### Goal
Extract, from the listing that follows, each line containing the word "legend".

Extracted records
::::

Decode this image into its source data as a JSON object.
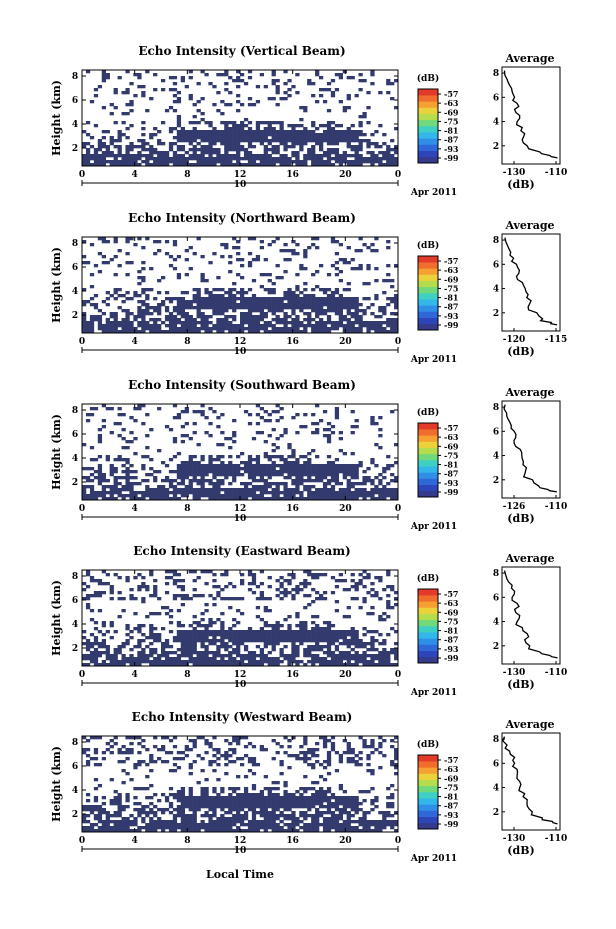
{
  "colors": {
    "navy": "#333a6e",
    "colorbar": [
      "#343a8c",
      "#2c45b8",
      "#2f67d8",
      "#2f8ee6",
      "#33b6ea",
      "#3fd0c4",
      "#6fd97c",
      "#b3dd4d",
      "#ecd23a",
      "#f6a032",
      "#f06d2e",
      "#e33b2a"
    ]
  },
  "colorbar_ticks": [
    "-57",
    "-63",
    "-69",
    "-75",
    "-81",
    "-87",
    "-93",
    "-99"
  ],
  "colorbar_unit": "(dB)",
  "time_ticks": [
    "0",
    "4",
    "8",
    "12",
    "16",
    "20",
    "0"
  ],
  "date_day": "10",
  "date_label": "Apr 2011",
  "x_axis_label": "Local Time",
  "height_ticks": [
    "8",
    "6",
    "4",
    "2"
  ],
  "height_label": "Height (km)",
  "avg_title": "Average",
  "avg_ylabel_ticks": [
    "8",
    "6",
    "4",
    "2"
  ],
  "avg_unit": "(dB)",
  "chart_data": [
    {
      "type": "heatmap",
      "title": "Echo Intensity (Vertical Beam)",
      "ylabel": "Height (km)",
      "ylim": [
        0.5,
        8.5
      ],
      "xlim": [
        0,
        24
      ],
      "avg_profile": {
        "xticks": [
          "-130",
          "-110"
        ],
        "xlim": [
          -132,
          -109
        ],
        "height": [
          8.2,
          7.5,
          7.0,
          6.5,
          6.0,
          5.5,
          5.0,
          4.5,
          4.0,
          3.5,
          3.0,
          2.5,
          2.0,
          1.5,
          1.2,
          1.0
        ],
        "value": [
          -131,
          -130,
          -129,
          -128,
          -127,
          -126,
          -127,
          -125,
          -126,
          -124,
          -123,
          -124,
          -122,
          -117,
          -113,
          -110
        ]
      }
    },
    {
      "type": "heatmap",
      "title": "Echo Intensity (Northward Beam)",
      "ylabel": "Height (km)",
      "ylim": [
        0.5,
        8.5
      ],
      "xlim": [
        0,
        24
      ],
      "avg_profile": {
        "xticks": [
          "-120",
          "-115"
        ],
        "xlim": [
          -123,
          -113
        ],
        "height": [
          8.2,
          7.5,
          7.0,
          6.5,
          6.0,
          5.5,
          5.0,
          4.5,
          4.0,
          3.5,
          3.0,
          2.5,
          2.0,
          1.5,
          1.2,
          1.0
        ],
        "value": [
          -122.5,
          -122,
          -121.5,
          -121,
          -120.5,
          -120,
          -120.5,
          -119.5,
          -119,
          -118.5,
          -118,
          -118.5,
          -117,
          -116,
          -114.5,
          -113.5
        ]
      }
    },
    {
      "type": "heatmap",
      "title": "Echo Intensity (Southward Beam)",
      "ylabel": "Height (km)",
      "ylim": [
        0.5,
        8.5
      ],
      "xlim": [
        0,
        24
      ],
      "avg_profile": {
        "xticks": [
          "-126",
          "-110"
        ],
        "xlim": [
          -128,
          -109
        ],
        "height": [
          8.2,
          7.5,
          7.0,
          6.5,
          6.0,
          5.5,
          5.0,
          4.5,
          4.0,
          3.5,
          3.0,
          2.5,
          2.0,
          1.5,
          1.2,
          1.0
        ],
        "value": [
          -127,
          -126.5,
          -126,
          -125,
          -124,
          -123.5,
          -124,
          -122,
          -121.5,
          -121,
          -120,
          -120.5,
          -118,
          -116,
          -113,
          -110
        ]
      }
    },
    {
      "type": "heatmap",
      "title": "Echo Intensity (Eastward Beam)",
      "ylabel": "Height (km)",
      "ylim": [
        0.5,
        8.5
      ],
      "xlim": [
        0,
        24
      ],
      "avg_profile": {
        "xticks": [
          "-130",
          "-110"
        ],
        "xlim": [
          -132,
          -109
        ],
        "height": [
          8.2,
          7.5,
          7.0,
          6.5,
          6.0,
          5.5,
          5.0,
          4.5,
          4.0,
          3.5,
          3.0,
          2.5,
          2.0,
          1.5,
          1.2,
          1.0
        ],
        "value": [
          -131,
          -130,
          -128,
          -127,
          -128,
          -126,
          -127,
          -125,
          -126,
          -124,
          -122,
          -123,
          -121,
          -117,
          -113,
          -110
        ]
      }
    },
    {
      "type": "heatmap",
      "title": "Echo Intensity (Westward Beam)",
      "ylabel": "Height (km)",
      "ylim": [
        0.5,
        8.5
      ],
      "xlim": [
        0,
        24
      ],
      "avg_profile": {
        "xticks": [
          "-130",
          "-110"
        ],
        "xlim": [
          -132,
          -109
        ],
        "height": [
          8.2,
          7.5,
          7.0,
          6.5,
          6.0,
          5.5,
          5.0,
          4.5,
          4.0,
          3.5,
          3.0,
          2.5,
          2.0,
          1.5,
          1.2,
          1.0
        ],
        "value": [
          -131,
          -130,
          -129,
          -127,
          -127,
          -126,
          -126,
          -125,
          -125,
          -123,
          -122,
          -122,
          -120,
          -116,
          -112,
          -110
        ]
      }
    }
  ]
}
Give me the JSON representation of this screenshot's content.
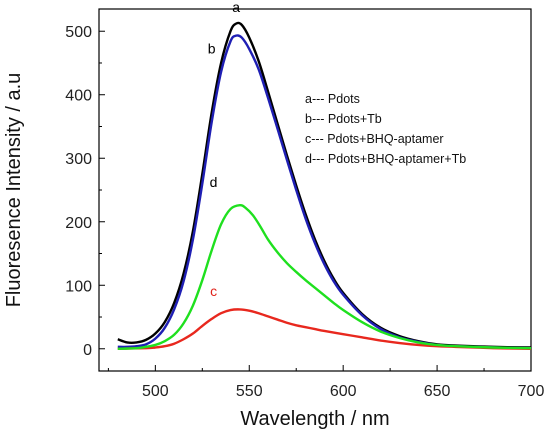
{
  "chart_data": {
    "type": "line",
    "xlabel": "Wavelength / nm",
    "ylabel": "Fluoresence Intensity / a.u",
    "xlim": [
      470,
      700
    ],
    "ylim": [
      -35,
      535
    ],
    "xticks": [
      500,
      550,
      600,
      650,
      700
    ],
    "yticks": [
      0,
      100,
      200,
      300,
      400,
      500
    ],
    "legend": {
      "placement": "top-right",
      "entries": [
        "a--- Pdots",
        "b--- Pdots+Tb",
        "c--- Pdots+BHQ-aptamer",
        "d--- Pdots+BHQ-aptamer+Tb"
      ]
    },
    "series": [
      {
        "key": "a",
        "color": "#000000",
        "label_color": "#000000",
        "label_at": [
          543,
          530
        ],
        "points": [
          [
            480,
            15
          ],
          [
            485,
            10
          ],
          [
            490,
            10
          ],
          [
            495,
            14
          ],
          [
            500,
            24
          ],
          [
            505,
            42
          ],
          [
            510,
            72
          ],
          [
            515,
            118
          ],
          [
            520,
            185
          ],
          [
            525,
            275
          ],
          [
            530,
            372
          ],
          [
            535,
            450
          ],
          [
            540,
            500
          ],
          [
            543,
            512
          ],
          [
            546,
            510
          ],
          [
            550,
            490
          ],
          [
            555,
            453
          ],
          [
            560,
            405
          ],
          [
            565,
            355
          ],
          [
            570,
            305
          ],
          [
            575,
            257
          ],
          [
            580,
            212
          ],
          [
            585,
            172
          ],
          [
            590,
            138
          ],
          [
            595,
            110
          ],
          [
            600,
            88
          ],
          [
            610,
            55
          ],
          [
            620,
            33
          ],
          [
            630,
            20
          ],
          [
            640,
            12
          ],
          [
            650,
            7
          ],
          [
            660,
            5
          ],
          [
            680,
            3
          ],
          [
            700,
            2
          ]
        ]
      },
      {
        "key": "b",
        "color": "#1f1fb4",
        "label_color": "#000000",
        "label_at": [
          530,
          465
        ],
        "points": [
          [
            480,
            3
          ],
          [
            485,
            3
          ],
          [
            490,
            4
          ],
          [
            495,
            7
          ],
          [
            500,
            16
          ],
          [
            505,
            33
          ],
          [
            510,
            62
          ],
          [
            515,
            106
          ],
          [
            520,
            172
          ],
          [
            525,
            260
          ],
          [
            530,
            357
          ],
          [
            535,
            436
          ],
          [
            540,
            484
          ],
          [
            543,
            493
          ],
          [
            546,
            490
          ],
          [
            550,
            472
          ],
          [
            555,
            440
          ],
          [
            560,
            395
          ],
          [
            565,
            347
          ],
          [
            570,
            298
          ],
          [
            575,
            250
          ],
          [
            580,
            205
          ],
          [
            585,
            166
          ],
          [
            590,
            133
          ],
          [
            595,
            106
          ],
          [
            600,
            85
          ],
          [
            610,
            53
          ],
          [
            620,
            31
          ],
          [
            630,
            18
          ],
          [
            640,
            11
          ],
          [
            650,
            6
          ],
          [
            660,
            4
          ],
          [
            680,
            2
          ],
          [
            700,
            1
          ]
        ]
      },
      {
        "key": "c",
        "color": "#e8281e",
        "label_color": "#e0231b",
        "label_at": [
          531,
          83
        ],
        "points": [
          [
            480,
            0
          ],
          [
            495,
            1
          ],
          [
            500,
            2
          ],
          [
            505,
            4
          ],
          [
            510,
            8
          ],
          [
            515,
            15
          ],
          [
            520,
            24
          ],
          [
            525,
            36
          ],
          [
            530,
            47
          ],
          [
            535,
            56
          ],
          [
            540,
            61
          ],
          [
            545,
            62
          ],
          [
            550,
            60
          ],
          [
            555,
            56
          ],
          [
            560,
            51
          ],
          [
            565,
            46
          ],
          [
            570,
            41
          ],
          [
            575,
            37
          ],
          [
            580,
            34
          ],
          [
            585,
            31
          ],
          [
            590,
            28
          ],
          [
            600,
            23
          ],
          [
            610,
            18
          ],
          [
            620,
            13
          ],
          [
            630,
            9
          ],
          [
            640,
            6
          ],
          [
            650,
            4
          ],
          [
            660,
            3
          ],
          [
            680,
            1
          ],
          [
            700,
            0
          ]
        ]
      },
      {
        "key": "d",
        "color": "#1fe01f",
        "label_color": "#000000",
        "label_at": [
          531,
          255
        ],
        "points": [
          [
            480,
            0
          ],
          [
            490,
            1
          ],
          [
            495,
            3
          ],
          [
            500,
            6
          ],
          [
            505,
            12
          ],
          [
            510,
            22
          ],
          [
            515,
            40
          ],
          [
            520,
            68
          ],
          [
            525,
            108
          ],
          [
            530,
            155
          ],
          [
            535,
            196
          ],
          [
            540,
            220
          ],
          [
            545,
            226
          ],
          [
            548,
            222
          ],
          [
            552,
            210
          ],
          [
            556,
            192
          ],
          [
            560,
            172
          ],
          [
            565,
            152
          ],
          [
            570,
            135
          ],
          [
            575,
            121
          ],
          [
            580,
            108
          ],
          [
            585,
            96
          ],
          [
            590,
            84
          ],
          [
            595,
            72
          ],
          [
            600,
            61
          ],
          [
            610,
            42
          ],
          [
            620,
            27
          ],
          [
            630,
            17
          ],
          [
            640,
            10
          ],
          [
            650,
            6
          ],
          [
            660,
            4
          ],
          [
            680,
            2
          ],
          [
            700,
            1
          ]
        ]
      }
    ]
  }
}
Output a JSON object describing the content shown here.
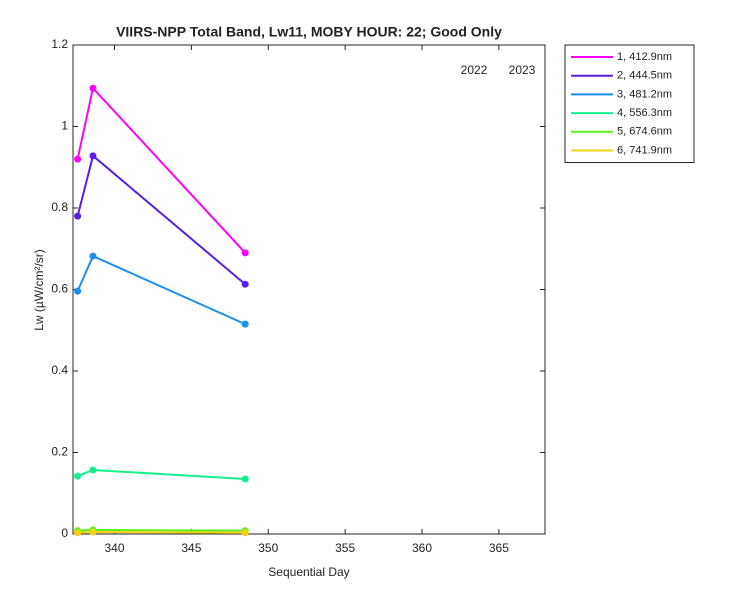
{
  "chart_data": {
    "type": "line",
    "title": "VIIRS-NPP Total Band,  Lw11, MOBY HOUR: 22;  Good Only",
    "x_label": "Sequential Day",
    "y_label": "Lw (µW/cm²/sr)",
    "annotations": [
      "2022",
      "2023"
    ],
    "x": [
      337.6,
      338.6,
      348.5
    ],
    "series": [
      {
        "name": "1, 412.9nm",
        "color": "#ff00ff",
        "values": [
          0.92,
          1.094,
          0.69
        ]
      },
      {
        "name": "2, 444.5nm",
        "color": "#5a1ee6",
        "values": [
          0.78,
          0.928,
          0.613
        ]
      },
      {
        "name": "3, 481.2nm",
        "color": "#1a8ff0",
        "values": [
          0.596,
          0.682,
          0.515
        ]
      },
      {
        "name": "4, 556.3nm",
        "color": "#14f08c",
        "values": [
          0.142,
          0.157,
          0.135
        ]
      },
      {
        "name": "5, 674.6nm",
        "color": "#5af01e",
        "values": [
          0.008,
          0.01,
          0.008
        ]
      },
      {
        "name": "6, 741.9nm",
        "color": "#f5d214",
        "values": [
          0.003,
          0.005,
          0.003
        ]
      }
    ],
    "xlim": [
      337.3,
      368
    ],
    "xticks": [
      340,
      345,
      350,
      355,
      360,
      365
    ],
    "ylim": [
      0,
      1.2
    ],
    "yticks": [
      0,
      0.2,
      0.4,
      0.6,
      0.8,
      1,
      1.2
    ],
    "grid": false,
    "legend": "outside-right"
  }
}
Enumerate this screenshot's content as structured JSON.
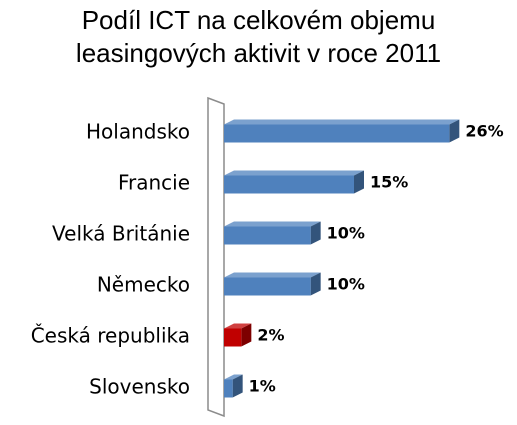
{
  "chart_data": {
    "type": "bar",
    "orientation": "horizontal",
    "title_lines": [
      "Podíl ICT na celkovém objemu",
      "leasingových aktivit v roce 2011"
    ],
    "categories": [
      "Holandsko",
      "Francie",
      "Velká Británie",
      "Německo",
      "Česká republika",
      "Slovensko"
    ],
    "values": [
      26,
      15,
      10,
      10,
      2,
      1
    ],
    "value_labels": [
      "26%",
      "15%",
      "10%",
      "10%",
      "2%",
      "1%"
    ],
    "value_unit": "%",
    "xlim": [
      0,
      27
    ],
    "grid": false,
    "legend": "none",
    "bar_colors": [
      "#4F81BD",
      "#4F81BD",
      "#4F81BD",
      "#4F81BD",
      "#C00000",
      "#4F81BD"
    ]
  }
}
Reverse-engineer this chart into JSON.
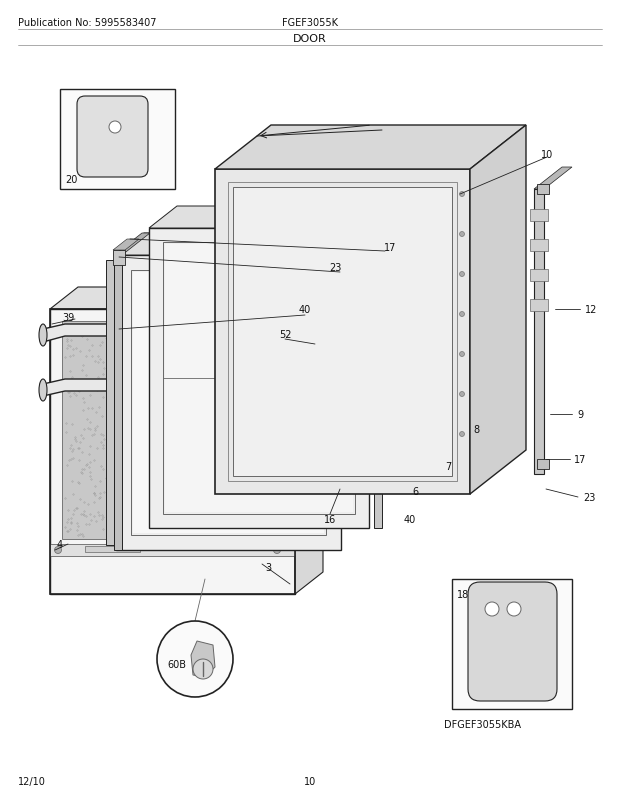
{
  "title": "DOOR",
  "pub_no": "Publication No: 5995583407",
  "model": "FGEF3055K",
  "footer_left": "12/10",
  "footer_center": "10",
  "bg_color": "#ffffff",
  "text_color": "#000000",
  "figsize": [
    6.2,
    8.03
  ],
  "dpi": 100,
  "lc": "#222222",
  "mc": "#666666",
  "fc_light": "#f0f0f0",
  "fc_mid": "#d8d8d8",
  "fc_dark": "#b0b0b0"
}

::::

### Result for this task
    "legend": {
    "legend": "outside-right"
    "legend": "none",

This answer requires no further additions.